**Records for the task:**
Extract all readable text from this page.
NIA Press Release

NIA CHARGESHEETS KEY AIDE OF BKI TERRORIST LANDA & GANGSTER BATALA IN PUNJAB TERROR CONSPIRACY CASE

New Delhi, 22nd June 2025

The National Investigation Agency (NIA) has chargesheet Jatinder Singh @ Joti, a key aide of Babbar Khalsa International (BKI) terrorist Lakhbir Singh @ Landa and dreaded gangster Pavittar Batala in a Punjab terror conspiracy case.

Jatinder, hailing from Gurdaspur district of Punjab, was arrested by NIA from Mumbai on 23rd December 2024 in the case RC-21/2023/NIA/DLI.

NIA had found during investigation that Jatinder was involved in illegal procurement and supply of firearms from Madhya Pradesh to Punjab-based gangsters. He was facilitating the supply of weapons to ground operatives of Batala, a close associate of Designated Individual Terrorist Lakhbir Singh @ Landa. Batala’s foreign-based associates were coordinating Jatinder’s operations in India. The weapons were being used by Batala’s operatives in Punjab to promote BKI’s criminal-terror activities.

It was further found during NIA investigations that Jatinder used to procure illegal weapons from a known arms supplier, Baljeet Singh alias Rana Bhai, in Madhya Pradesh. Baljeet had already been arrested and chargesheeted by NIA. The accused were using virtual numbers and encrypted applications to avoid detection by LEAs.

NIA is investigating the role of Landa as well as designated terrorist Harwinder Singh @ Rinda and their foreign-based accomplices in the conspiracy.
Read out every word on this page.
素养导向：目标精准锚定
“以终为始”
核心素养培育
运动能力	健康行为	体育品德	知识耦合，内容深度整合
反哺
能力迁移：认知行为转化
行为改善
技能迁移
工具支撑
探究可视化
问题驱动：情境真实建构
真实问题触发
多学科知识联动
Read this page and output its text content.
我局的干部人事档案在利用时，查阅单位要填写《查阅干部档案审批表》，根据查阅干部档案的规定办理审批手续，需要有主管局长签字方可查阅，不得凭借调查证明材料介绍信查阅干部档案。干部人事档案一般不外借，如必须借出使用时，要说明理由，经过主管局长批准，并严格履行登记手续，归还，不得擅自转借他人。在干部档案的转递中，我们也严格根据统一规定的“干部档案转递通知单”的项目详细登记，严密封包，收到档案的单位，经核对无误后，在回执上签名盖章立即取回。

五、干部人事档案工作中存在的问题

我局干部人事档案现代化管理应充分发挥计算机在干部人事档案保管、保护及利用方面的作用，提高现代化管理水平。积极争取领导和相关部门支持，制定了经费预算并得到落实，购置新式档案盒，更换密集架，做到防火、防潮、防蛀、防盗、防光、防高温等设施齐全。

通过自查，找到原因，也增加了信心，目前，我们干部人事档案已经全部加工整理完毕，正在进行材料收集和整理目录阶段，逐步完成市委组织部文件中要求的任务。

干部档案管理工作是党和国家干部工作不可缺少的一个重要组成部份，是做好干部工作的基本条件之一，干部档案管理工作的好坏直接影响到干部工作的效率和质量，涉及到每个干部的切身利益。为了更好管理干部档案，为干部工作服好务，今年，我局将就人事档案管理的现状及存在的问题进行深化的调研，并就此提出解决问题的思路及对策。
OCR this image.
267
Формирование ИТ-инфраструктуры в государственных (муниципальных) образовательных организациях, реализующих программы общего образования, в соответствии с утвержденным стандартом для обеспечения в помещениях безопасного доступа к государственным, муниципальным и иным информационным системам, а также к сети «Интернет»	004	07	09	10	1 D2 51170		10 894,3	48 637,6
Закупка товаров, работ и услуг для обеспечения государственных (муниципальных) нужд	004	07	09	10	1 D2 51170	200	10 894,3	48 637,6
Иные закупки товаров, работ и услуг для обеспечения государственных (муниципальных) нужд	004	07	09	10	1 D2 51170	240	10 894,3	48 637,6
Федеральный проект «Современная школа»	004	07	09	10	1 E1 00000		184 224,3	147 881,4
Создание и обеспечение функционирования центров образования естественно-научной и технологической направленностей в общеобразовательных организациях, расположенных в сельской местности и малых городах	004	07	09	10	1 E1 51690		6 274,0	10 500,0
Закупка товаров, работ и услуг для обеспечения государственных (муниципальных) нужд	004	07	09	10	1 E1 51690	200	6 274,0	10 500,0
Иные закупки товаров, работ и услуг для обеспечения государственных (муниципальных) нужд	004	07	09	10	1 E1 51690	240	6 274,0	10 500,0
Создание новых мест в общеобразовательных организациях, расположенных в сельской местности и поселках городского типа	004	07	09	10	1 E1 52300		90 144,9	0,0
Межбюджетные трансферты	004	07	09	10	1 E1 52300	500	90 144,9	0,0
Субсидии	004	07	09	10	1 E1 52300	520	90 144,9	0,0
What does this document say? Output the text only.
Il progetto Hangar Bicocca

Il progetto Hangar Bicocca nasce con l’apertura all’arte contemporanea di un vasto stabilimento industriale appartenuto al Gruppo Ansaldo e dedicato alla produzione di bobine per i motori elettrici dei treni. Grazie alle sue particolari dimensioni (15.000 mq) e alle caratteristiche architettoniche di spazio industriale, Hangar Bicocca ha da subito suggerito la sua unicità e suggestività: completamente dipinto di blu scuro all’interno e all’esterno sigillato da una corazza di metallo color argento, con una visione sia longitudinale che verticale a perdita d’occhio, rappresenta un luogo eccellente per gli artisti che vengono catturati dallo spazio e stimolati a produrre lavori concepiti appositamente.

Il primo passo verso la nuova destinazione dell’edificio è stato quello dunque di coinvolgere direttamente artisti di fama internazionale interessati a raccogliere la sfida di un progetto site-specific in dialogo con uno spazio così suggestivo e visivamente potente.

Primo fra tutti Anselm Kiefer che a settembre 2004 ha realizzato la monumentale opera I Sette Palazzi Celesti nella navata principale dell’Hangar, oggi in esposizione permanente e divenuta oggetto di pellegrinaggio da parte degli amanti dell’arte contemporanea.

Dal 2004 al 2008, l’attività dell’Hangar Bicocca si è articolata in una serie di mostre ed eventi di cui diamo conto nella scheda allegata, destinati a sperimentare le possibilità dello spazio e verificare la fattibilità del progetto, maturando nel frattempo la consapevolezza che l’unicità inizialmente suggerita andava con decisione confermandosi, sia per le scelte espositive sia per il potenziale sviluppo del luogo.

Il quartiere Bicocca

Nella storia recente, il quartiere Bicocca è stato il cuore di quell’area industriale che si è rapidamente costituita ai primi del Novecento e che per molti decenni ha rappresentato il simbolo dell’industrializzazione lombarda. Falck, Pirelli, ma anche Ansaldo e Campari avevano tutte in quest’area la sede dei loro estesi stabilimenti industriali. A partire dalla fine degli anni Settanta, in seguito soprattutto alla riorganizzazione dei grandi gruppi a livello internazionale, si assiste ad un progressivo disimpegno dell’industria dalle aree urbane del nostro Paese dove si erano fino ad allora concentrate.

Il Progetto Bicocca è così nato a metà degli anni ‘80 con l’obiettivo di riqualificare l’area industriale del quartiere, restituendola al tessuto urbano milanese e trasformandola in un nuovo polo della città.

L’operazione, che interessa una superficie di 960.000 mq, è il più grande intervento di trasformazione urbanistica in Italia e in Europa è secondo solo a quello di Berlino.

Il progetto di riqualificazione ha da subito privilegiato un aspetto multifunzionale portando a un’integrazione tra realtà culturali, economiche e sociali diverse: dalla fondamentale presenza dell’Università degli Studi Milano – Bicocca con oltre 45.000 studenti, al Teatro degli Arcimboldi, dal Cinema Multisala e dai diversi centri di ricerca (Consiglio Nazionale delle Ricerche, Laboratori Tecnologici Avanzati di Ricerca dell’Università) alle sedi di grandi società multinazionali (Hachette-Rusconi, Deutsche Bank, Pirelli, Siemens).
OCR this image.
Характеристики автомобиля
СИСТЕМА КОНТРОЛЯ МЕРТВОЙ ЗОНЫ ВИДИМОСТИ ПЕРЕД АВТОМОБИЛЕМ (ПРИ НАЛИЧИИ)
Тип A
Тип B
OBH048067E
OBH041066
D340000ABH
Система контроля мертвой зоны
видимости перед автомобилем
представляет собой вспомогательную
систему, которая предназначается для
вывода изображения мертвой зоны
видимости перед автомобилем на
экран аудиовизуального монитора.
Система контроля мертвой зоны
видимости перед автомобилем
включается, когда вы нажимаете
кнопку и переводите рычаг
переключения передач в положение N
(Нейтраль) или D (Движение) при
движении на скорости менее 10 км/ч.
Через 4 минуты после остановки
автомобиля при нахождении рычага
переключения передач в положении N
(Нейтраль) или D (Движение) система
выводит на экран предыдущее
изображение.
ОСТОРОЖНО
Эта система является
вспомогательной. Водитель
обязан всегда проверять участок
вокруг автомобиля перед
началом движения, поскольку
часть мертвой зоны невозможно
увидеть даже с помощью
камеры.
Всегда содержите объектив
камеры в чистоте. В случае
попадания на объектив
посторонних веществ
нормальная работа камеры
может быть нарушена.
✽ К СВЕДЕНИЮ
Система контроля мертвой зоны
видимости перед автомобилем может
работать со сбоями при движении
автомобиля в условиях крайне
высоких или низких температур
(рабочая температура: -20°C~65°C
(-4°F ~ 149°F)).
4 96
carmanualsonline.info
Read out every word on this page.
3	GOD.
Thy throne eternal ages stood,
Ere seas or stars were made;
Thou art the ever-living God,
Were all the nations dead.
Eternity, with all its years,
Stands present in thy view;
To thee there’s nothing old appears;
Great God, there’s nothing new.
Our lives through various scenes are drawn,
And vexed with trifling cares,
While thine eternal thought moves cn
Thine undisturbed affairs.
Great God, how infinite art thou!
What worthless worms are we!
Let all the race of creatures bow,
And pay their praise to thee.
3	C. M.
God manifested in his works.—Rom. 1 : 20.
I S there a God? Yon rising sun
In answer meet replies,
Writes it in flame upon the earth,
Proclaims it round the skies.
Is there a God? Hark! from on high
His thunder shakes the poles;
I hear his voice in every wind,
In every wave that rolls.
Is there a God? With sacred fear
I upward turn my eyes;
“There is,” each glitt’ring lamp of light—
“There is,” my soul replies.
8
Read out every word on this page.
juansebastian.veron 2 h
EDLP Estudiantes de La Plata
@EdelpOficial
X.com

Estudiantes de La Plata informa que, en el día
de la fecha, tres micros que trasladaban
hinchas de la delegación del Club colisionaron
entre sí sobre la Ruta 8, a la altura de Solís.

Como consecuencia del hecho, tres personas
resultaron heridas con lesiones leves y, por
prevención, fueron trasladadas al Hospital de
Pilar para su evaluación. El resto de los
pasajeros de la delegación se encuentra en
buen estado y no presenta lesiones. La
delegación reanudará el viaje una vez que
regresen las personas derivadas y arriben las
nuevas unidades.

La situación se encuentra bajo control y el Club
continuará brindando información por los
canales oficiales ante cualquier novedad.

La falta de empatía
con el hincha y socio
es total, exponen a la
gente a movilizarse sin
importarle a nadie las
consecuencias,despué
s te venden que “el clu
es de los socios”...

**What you have to do:**
Check each line above for the word "eternal" and copy the ones that have it.

**Full response:**
Thy throne eternal ages stood,
While thine eternal thought moves cn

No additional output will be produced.